-- Given problem --
Scan the data beneath this task and copy each line that includes "America".

-- Material shown --
● ● ●
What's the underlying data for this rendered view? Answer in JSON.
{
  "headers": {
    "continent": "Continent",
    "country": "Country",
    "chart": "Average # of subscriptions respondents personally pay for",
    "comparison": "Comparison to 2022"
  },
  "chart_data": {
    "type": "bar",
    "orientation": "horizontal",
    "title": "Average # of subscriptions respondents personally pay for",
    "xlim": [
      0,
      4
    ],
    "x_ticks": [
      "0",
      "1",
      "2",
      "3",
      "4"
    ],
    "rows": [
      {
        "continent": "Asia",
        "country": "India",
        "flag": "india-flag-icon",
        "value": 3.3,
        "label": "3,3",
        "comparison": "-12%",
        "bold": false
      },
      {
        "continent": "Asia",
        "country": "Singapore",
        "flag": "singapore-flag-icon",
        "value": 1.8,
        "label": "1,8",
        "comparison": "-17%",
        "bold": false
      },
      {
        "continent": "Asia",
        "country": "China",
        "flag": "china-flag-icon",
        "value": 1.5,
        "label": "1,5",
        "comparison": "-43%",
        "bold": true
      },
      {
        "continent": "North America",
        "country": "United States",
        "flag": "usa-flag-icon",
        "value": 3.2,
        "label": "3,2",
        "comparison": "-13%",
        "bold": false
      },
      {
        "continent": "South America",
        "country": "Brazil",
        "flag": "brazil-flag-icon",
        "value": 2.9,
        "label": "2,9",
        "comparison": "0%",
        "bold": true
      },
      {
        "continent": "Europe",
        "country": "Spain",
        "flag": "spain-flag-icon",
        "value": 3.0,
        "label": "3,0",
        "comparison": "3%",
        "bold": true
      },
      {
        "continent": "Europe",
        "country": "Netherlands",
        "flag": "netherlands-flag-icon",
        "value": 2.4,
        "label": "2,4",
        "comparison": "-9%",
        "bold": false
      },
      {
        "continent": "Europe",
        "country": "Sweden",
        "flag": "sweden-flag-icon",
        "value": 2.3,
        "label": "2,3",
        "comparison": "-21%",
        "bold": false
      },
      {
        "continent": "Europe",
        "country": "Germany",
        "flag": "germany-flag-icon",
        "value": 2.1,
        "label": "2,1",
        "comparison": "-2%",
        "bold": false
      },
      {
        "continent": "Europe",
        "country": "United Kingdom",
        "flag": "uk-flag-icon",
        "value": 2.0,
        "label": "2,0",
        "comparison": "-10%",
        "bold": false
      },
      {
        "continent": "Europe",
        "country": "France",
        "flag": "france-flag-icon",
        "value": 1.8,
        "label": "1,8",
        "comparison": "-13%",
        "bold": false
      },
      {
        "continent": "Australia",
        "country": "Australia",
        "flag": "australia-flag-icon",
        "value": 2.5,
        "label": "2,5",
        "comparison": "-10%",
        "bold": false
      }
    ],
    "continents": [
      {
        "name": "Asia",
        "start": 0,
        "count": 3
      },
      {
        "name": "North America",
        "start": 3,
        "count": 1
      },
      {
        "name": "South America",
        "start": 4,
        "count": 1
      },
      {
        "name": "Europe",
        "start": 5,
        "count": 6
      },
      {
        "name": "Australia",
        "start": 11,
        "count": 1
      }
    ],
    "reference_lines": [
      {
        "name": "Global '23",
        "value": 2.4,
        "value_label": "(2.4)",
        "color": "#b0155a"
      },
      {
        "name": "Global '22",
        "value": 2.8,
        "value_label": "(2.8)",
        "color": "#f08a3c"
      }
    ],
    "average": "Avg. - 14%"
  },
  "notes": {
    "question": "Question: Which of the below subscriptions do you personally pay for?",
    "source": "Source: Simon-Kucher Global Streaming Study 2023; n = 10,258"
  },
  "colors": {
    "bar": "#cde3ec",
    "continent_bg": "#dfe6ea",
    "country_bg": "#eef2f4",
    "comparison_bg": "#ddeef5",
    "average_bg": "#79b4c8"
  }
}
● ● ●
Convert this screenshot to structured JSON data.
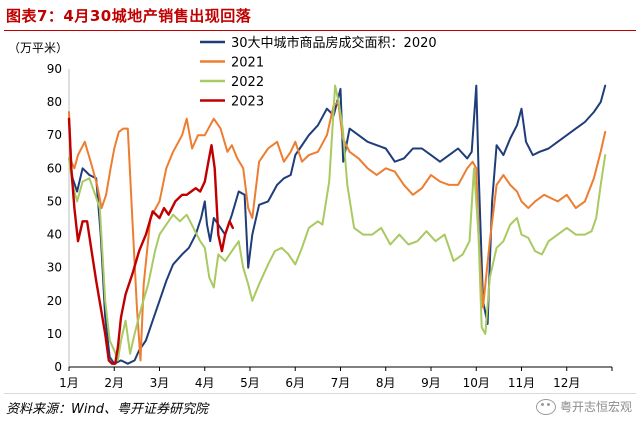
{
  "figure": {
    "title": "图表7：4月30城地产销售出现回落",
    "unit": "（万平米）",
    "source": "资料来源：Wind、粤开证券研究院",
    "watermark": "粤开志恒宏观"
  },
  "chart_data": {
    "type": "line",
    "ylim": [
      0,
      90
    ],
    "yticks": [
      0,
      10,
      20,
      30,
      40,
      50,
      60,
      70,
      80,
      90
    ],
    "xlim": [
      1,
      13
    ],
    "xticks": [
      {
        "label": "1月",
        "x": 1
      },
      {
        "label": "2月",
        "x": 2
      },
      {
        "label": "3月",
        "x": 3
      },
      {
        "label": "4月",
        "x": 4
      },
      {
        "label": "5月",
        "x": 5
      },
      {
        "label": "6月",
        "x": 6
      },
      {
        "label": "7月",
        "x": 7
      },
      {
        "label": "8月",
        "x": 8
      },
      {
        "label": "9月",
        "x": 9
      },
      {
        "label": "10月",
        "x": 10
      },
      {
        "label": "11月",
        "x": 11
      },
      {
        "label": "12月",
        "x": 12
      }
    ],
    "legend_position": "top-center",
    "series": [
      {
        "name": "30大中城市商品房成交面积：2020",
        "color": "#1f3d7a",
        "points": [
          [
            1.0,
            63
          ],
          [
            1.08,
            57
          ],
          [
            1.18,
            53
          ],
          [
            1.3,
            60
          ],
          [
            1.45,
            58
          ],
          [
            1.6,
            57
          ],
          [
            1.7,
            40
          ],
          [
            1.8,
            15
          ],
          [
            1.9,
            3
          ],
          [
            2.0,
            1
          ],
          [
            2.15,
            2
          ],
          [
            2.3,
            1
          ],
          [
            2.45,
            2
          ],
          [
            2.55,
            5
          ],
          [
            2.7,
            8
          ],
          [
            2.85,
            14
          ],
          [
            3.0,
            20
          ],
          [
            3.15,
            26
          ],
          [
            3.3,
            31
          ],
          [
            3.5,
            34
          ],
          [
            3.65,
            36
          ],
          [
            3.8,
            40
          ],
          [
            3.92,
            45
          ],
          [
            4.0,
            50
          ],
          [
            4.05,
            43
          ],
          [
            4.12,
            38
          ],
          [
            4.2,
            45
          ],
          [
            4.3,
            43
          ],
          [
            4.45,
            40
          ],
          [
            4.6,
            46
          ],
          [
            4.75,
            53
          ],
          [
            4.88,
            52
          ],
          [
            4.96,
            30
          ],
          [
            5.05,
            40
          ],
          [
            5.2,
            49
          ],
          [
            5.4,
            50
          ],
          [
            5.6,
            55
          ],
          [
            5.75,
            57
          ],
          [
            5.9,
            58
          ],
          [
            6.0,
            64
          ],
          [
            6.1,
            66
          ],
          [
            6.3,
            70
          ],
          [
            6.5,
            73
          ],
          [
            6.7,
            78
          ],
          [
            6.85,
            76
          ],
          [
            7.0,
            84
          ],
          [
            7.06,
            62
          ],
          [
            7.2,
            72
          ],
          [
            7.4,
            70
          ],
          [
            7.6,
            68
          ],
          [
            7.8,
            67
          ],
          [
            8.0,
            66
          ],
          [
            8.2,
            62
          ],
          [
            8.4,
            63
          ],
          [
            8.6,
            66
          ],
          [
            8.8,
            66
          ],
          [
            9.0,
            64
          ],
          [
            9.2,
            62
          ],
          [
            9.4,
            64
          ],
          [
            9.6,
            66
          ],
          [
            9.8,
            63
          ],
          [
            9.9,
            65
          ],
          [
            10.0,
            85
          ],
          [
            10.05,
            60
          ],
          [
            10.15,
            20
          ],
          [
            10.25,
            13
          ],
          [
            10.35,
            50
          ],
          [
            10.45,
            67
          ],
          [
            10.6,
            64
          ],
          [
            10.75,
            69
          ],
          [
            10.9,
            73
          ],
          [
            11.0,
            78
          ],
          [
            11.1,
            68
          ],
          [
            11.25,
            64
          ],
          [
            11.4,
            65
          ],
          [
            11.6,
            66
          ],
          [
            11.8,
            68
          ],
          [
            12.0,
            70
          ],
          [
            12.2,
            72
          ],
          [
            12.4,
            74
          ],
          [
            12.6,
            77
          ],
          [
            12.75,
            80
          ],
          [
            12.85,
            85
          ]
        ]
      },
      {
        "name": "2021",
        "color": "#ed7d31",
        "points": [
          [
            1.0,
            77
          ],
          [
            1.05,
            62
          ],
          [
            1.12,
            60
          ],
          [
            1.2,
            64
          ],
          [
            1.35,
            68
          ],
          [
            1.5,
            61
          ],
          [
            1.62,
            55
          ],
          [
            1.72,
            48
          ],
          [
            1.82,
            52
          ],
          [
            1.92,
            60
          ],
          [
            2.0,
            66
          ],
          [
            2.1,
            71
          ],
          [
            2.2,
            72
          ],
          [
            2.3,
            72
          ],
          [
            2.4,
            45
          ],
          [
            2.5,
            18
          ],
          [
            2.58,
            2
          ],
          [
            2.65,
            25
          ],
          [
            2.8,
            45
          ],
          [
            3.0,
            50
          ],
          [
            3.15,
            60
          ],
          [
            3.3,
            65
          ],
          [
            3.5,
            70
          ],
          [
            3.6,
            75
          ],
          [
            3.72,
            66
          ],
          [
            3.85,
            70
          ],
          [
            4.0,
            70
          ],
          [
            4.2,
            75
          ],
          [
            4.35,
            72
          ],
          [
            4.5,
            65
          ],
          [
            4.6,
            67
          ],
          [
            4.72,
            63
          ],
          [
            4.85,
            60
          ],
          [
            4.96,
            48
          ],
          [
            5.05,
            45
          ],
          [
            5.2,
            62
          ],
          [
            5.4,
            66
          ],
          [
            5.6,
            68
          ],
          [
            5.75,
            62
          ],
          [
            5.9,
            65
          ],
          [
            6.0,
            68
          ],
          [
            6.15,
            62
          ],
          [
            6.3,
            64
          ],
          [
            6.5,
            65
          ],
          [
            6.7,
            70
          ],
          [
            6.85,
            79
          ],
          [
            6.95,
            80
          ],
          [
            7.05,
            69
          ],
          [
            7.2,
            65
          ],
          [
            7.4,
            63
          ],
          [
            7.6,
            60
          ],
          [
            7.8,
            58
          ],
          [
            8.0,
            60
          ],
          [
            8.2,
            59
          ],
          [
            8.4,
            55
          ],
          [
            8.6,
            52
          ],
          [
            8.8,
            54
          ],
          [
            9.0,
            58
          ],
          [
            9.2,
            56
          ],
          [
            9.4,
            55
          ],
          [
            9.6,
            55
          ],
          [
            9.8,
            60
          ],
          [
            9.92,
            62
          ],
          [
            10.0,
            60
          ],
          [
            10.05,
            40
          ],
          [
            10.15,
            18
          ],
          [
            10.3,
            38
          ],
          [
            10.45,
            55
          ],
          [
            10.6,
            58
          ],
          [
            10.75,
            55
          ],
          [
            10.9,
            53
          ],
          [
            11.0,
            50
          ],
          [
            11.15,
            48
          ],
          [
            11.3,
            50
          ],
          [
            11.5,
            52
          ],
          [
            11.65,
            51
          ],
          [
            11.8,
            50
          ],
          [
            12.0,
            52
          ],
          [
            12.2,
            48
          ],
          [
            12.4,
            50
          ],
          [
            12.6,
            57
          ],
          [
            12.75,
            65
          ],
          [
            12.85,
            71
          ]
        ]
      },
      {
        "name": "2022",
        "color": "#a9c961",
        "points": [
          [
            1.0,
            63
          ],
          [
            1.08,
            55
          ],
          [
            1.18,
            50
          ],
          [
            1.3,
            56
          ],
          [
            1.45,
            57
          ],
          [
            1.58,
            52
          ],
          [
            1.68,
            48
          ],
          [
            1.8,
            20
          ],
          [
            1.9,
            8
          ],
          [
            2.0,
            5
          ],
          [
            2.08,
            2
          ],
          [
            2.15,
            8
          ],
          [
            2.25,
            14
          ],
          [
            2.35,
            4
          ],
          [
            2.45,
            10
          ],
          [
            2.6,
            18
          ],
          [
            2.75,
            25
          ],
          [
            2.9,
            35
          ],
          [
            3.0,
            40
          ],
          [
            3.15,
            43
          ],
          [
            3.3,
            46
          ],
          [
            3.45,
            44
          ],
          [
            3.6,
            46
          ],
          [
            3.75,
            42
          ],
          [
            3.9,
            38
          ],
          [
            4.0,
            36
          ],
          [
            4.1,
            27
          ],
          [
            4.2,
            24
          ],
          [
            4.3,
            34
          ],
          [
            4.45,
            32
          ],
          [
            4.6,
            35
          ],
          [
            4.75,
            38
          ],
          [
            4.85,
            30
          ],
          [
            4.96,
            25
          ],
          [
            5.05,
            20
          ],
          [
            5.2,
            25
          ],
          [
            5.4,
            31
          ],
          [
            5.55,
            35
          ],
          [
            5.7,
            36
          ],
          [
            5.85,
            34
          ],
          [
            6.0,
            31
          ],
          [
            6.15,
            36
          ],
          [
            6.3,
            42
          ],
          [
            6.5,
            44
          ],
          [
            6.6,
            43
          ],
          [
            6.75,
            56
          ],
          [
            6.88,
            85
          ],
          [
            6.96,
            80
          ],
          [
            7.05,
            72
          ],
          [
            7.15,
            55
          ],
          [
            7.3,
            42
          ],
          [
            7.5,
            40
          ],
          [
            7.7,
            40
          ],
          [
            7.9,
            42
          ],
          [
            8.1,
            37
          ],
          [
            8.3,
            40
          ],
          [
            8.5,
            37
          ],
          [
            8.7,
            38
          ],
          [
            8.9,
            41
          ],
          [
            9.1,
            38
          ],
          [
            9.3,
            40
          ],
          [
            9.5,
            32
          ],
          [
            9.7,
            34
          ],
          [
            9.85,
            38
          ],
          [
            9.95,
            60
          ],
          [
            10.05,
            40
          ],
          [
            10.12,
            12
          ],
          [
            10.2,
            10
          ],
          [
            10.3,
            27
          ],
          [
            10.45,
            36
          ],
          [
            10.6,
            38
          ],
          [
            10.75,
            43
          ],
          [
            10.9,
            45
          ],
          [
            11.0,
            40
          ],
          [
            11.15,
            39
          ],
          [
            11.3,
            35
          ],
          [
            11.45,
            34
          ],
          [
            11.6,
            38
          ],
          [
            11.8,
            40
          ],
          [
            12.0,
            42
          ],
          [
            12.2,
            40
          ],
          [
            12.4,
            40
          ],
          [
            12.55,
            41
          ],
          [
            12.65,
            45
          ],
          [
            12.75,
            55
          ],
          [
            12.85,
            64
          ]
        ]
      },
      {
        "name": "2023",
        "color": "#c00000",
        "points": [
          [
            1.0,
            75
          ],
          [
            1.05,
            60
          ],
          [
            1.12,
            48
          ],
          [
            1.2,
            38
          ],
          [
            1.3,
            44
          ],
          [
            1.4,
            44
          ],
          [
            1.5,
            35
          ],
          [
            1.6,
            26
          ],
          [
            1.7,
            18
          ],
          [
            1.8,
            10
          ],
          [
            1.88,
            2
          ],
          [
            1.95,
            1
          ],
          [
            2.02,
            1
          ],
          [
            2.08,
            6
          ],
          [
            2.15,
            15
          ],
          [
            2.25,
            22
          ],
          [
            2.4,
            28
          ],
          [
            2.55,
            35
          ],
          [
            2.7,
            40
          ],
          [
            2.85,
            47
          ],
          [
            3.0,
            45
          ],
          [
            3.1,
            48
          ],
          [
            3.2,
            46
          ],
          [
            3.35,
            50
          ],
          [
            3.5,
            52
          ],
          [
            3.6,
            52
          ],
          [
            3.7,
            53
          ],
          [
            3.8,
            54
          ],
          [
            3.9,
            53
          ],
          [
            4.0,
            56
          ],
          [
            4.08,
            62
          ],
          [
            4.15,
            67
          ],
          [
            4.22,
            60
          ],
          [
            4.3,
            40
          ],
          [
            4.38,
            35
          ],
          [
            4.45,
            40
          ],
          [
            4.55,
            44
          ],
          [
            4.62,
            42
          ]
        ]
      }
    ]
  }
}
● ● ●
-- The response --
        "continent": "North America",
        "continent": "South America",
        "name": "North America",
        "name": "South America",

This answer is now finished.